● SHORT TASK
Transcribe the records below exactly, leaving out any pictures.

[Begin RAW RECORDS]

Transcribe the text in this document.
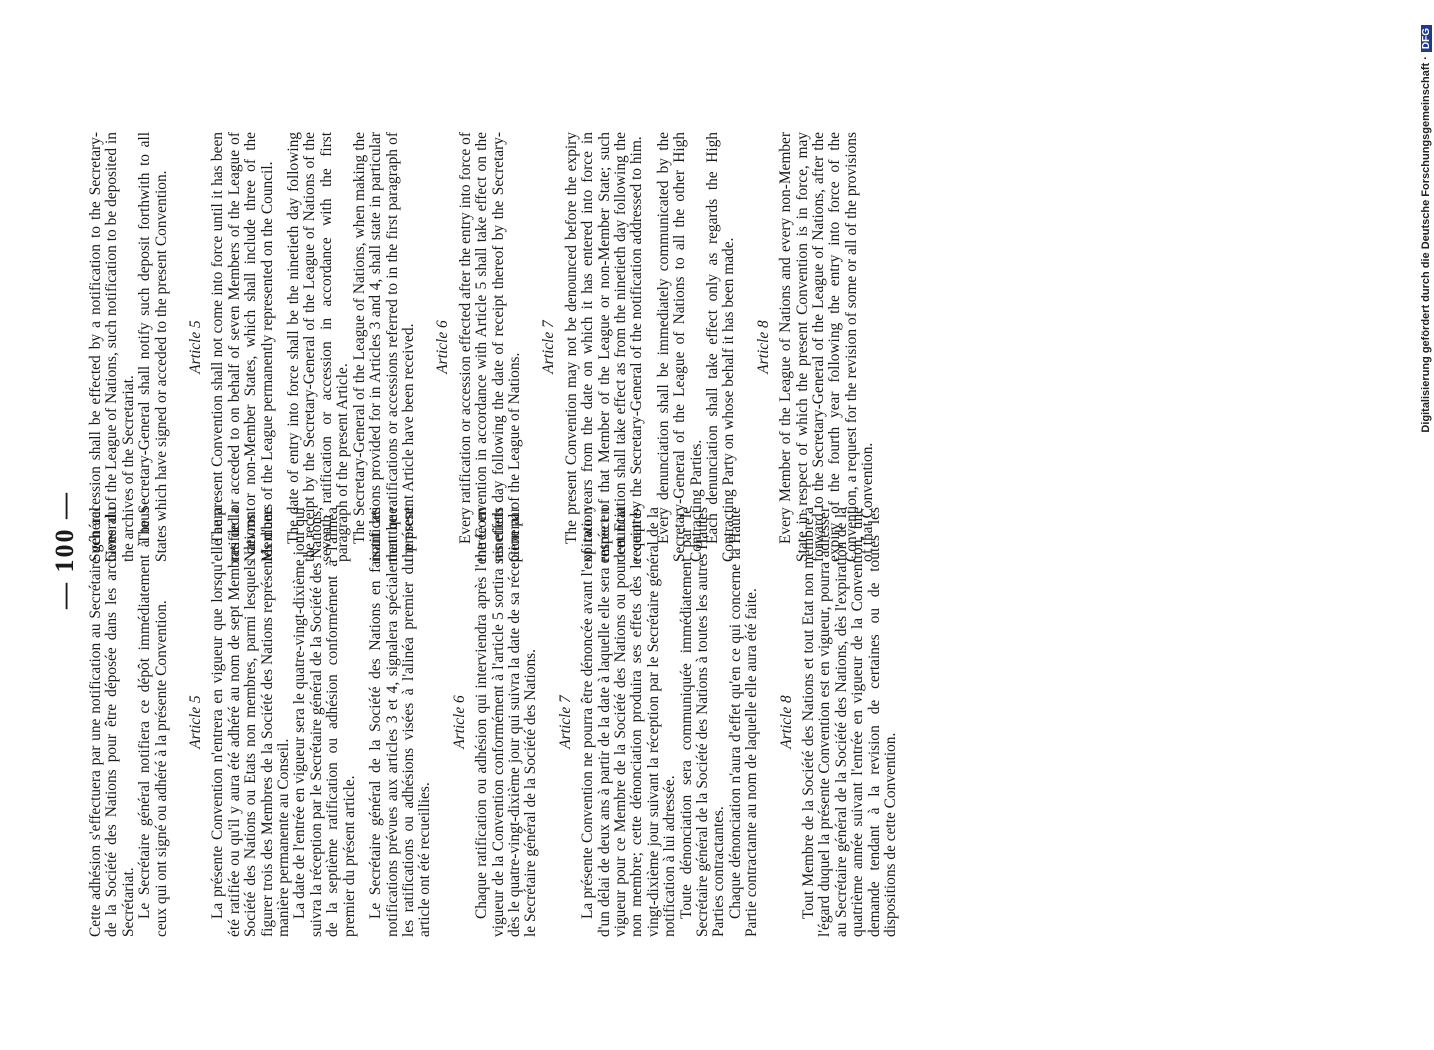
— 100 — Cette adhésion s'effectuera par une notification au Secrétaire général de la Société des Nations pour être déposée dans les archives du Secrétariat. Le Secrétaire général notifiera ce dépôt immédiatement à tous ceux qui ont signé ou adhéré à la présente Convention. Article 5 La présente Convention n'entrera en vigueur que lorsqu'elle aura été ratifiée ou qu'il y aura été adhéré au nom de sept Membres de la Société des Nations ou Etats non membres, parmi lesquels devront figurer trois des Membres de la Société des Nations représentés d'une manière permanente au Conseil. La date de l'entrée en vigueur sera le quatre-vingt-dixième jour qui suivra la réception par le Secrétaire général de la Société des Nations, de la septième ratification ou adhésion conformément à l'alinéa premier du présent article. Le Secrétaire général de la Société des Nations en faisant les notifications prévues aux articles 3 et 4, signalera spécialement que les ratifications ou adhésions visées à l'alinéa premier du présent article ont été recueillies.

Article 6 Chaque ratification ou adhésion qui interviendra après l'entrée en vigueur de la Convention conformément à l'article 5 sortira ses effets dès le quatre-vingt-dixième jour qui suivra la date de sa réception par le Secrétaire général de la Société des Nations. Article 7 La présente Convention ne pourra être dénoncée avant l'expiration d'un délai de deux ans à partir de la date à laquelle elle sera entrée en vigueur pour ce Membre de la Société des Nations ou pour cet Etat non membre; cette dénonciation produira ses effets dès le quatre-vingt-dixième jour suivant la réception par le Secrétaire général de la notification à lui adressée. Toute dénonciation sera communiquée immédiatement par le Secrétaire général de la Société des Nations à toutes les autres Hautes Parties contractantes. Chaque dénonciation n'aura d'effet qu'en ce qui concerne la Haute Partie contractante au nom de laquelle elle aura été faite. Article 8 Tout Membre de la Société des Nations et tout Etat non membre à l'égard duquel la présente Convention est en vigueur, pourra adresser au Secrétaire général de la Société des Nations, dès l'expiration de la quatrième année suivant l'entrée en vigueur de la Convention, une demande tendant à la revision de certaines ou de toutes les dispositions de cette Convention.

Such accession shall be effected by a notification to the Secretary-General of the League of Nations, such notification to be deposited in the archives of the Secretariat. The Secretary-General shall notify such deposit forthwith to all States which have signed or acceded to the present Convention. Article 5 The present Convention shall not come into force until it has been ratified or acceded to on behalf of seven Members of the League of Nations or non-Member States, which shall include three of the Members of the League permanently represented on the Council. The date of entry into force shall be the ninetieth day following the receipt by the Secretary-General of the League of Nations of the seventh ratification or accession in accordance with the first paragraph of the present Article. The Secretary-General of the League of Nations, when making the notifications provided for in Articles 3 and 4, shall state in particular that the ratifications or accessions referred to in the first paragraph of the present Article have been received. Article 6 Every ratification or accession effected after the entry into force of the Convention in accordance with Article 5 shall take effect on the ninetieth day following the date of receipt thereof by the Secretary-General of the League of Nations.

Article 7 The present Convention may not be denounced before the expiry of two years from the date on which it has entered into force in respect of that Member of the League or non-Member State; such denunciation shall take effect as from the ninetieth day following the receipt by the Secretary-General of the notification addressed to him. Every denunciation shall be immediately communicated by the Secretary-General of the League of Nations to all the other High Contracting Parties. Each denunciation shall take effect only as regards the High Contracting Party on whose behalf it has been made. Article 8 Every Member of the League of Nations and every non-Member State in respect of which the present Convention is in force, may forward to the Secretary-General of the League of Nations, after the expiry of the fourth year following the entry into force of the Convention, a request for the revision of some or all of the provisions of that Convention.

Digitalisierung gefördert durch die Deutsche Forschungsgemeinschaft ·
DFG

[End RAW RECORDS]

● FINAL RESULT
Transcribe the text in this document.
— 100 — Cette adhésion s'effectuera par une notification au Secrétaire général de la Société des Nations pour être déposée dans les archives du Secrétariat. Le Secrétaire général notifiera ce dépôt immédiatement à tous ceux qui ont signé ou adhéré à la présente Convention. Article 5 La présente Convention n'entrera en vigueur que lorsqu'elle aura été ratifiée ou qu'il y aura été adhéré au nom de sept Membres de la Société des Nations ou Etats non membres, parmi lesquels devront figurer trois des Membres de la Société des Nations représentés d'une manière permanente au Conseil. La date de l'entrée en vigueur sera le quatre-vingt-dixième jour qui suivra la réception par le Secrétaire général de la Société des Nations, de la septième ratification ou adhésion conformément à l'alinéa premier du présent article. Le Secrétaire général de la Société des Nations en faisant les notifications prévues aux articles 3 et 4, signalera spécialement que les ratifications ou adhésions visées à l'alinéa premier du présent article ont été recueillies.

Article 6 Chaque ratification ou adhésion qui interviendra après l'entrée en vigueur de la Convention conformément à l'article 5 sortira ses effets dès le quatre-vingt-dixième jour qui suivra la date de sa réception par le Secrétaire général de la Société des Nations. Article 7 La présente Convention ne pourra être dénoncée avant l'expiration d'un délai de deux ans à partir de la date à laquelle elle sera entrée en vigueur pour ce Membre de la Société des Nations ou pour cet Etat non membre; cette dénonciation produira ses effets dès le quatre-vingt-dixième jour suivant la réception par le Secrétaire général de la notification à lui adressée. Toute dénonciation sera communiquée immédiatement par le Secrétaire général de la Société des Nations à toutes les autres Hautes Parties contractantes. Chaque dénonciation n'aura d'effet qu'en ce qui concerne la Haute Partie contractante au nom de laquelle elle aura été faite. Article 8 Tout Membre de la Société des Nations et tout Etat non membre à l'égard duquel la présente Convention est en vigueur, pourra adresser au Secrétaire général de la Société des Nations, dès l'expiration de la quatrième année suivant l'entrée en vigueur de la Convention, une demande tendant à la revision de certaines ou de toutes les dispositions de cette Convention.

Such accession shall be effected by a notification to the Secretary-General of the League of Nations, such notification to be deposited in the archives of the Secretariat. The Secretary-General shall notify such deposit forthwith to all States which have signed or acceded to the present Convention. Article 5 The present Convention shall not come into force until it has been ratified or acceded to on behalf of seven Members of the League of Nations or non-Member States, which shall include three of the Members of the League permanently represented on the Council. The date of entry into force shall be the ninetieth day following the receipt by the Secretary-General of the League of Nations of the seventh ratification or accession in accordance with the first paragraph of the present Article. The Secretary-General of the League of Nations, when making the notifications provided for in Articles 3 and 4, shall state in particular that the ratifications or accessions referred to in the first paragraph of the present Article have been received. Article 6 Every ratification or accession effected after the entry into force of the Convention in accordance with Article 5 shall take effect on the ninetieth day following the date of receipt thereof by the Secretary-General of the League of Nations.

Article 7 The present Convention may not be denounced before the expiry of two years from the date on which it has entered into force in respect of that Member of the League or non-Member State; such denunciation shall take effect as from the ninetieth day following the receipt by the Secretary-General of the notification addressed to him. Every denunciation shall be immediately communicated by the Secretary-General of the League of Nations to all the other High Contracting Parties. Each denunciation shall take effect only as regards the High Contracting Party on whose behalf it has been made. Article 8 Every Member of the League of Nations and every non-Member State in respect of which the present Convention is in force, may forward to the Secretary-General of the League of Nations, after the expiry of the fourth year following the entry into force of the Convention, a request for the revision of some or all of the provisions of that Convention.

Digitalisierung gefördert durch die Deutsche Forschungsgemeinschaft ·
DFG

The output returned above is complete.